* _JOB_
Count the lines below that contain the word "ubuntu" and give only that number.

Stored data
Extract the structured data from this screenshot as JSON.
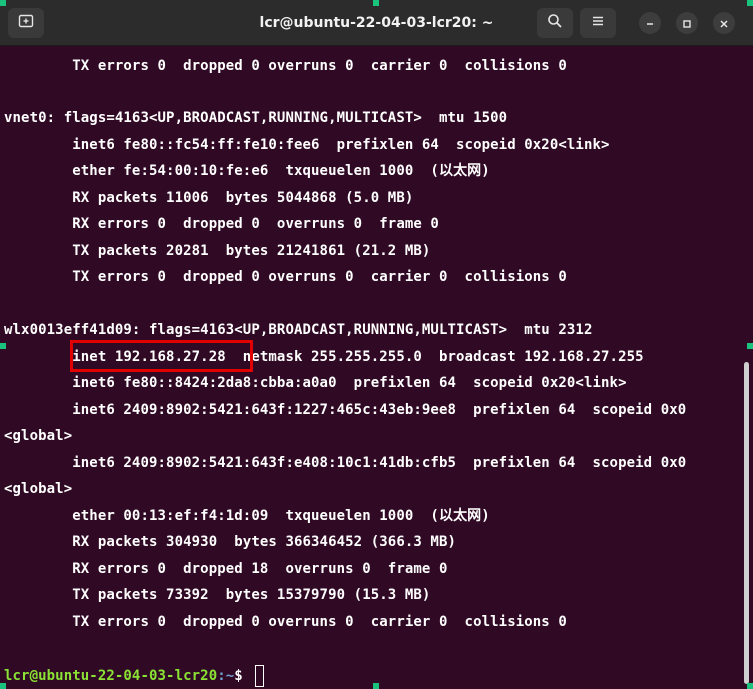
{
  "window": {
    "title": "lcr@ubuntu-22-04-03-lcr20: ~"
  },
  "icons": {
    "new_tab": "new-tab-icon",
    "search": "search-icon",
    "menu": "hamburger-menu-icon",
    "minimize": "minimize-icon",
    "maximize": "maximize-icon",
    "close": "close-icon"
  },
  "terminal": {
    "lines": [
      "        TX errors 0  dropped 0 overruns 0  carrier 0  collisions 0",
      "",
      "vnet0: flags=4163<UP,BROADCAST,RUNNING,MULTICAST>  mtu 1500",
      "        inet6 fe80::fc54:ff:fe10:fee6  prefixlen 64  scopeid 0x20<link>",
      "        ether fe:54:00:10:fe:e6  txqueuelen 1000  (以太网)",
      "        RX packets 11006  bytes 5044868 (5.0 MB)",
      "        RX errors 0  dropped 0  overruns 0  frame 0",
      "        TX packets 20281  bytes 21241861 (21.2 MB)",
      "        TX errors 0  dropped 0 overruns 0  carrier 0  collisions 0",
      "",
      "wlx0013eff41d09: flags=4163<UP,BROADCAST,RUNNING,MULTICAST>  mtu 2312",
      "        inet 192.168.27.28  netmask 255.255.255.0  broadcast 192.168.27.255",
      "        inet6 fe80::8424:2da8:cbba:a0a0  prefixlen 64  scopeid 0x20<link>",
      "        inet6 2409:8902:5421:643f:1227:465c:43eb:9ee8  prefixlen 64  scopeid 0x0",
      "<global>",
      "        inet6 2409:8902:5421:643f:e408:10c1:41db:cfb5  prefixlen 64  scopeid 0x0",
      "<global>",
      "        ether 00:13:ef:f4:1d:09  txqueuelen 1000  (以太网)",
      "        RX packets 304930  bytes 366346452 (366.3 MB)",
      "        RX errors 0  dropped 18  overruns 0  frame 0",
      "        TX packets 73392  bytes 15379790 (15.3 MB)",
      "        TX errors 0  dropped 0 overruns 0  carrier 0  collisions 0",
      ""
    ],
    "prompt_user": "lcr@ubuntu-22-04-03-lcr20",
    "prompt_path": ":~",
    "prompt_symbol": "$ "
  },
  "colors": {
    "terminal_bg": "#300a24",
    "highlight": "#e00000",
    "prompt_user": "#8ae234",
    "prompt_path": "#729fcf"
  }
}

* _EXERCISE OUTPUT_
2